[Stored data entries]
___
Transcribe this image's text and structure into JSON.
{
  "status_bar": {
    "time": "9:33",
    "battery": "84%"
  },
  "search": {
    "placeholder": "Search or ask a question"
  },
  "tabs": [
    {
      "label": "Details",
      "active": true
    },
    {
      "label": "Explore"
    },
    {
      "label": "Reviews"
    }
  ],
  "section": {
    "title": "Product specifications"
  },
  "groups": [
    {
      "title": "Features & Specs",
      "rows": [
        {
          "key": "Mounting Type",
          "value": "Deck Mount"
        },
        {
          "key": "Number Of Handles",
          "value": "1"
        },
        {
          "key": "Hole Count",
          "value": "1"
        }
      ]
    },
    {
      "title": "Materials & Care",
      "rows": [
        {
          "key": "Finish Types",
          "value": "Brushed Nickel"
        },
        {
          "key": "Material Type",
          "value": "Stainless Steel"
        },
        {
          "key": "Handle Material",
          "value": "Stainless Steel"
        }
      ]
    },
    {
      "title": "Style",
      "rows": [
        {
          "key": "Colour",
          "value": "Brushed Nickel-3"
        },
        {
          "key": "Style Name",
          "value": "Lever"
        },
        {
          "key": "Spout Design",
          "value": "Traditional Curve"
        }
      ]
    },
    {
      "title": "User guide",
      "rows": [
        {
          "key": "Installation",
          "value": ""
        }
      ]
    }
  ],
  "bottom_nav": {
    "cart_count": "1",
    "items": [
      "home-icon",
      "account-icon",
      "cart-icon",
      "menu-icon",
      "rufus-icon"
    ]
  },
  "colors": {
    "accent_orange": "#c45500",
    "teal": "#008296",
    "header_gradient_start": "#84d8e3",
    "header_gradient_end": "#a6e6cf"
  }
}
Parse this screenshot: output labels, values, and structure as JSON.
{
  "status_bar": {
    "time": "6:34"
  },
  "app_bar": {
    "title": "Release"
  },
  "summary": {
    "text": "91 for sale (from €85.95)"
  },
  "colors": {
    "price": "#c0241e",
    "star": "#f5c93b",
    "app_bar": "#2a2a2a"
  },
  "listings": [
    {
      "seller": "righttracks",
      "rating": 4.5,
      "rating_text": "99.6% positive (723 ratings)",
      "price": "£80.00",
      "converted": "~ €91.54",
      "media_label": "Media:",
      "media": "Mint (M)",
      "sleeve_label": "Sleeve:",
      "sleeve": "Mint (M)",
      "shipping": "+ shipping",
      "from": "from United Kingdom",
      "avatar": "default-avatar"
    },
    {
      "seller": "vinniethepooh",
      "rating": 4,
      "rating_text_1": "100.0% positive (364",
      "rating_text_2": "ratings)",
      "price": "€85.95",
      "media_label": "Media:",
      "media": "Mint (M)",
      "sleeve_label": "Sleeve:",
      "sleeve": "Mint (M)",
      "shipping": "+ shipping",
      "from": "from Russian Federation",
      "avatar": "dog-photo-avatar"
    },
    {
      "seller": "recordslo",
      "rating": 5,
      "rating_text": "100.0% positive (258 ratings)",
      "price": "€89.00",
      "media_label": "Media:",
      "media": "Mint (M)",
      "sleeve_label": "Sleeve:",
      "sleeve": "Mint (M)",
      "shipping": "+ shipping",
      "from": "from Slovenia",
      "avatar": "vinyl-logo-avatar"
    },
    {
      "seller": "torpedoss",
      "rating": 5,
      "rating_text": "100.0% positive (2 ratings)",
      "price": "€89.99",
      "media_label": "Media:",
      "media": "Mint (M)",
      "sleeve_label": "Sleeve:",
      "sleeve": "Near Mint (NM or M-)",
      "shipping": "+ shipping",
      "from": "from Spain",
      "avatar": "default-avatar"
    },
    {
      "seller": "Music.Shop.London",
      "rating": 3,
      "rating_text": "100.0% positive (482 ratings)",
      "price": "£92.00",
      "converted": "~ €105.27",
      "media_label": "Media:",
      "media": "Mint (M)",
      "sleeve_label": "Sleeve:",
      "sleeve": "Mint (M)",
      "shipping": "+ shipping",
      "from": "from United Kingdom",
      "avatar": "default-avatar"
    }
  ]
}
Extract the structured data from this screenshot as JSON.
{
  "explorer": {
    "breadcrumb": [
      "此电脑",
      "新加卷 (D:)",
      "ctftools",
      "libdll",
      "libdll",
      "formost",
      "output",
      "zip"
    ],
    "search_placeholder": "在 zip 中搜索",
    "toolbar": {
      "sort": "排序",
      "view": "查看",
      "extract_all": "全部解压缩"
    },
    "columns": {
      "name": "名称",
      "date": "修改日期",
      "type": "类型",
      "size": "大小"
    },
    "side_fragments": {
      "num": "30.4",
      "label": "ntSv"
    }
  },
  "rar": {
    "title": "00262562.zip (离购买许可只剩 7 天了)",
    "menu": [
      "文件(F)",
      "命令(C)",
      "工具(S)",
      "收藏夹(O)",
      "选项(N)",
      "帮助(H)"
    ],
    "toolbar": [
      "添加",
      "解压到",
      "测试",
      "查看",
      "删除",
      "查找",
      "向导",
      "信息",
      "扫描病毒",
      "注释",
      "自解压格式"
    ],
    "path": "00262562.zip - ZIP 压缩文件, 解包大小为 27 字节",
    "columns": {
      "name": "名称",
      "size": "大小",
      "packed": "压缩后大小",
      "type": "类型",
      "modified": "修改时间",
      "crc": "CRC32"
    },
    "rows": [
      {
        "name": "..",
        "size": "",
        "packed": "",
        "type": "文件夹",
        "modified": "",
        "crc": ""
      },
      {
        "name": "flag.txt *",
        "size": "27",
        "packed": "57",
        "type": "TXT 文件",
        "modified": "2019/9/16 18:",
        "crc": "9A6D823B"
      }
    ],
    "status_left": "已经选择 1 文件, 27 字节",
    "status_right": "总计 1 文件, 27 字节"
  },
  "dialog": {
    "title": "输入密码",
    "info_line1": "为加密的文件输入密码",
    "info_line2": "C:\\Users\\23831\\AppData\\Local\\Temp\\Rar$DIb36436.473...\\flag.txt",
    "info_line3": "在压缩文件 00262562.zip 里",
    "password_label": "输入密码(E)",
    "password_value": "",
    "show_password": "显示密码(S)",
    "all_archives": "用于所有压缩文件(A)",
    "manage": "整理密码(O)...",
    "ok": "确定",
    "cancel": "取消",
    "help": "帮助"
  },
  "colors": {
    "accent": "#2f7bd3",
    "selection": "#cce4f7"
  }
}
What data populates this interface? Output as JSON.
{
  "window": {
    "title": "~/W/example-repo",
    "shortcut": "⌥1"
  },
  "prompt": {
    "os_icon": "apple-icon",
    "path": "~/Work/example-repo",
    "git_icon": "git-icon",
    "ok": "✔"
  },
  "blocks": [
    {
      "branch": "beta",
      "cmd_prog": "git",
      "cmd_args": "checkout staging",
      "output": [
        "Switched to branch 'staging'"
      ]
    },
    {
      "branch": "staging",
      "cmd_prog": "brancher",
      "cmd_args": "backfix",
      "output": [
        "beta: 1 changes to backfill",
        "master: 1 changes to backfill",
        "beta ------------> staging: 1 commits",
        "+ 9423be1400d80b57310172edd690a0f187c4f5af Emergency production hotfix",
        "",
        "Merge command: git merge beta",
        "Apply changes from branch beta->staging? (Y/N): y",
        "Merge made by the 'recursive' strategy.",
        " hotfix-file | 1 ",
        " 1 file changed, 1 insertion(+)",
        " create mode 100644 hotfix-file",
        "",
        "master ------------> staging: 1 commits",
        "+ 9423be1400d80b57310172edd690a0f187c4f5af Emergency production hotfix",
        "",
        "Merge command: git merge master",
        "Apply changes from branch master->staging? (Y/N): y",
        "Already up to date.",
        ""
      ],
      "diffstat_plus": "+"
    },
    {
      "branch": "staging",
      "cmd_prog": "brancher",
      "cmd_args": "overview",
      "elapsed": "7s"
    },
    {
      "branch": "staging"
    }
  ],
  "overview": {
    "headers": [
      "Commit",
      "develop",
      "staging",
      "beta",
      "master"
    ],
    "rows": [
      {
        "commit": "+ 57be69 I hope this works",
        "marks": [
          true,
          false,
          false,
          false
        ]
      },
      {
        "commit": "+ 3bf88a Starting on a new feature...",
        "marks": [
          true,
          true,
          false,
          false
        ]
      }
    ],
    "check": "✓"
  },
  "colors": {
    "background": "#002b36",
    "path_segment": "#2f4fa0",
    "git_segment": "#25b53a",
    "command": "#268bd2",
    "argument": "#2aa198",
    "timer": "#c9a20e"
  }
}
___
WORK INSTRUCTIONS:
Your answer should be only the number of lines that hold the word "price".

WRITTEN SOLUTION:
6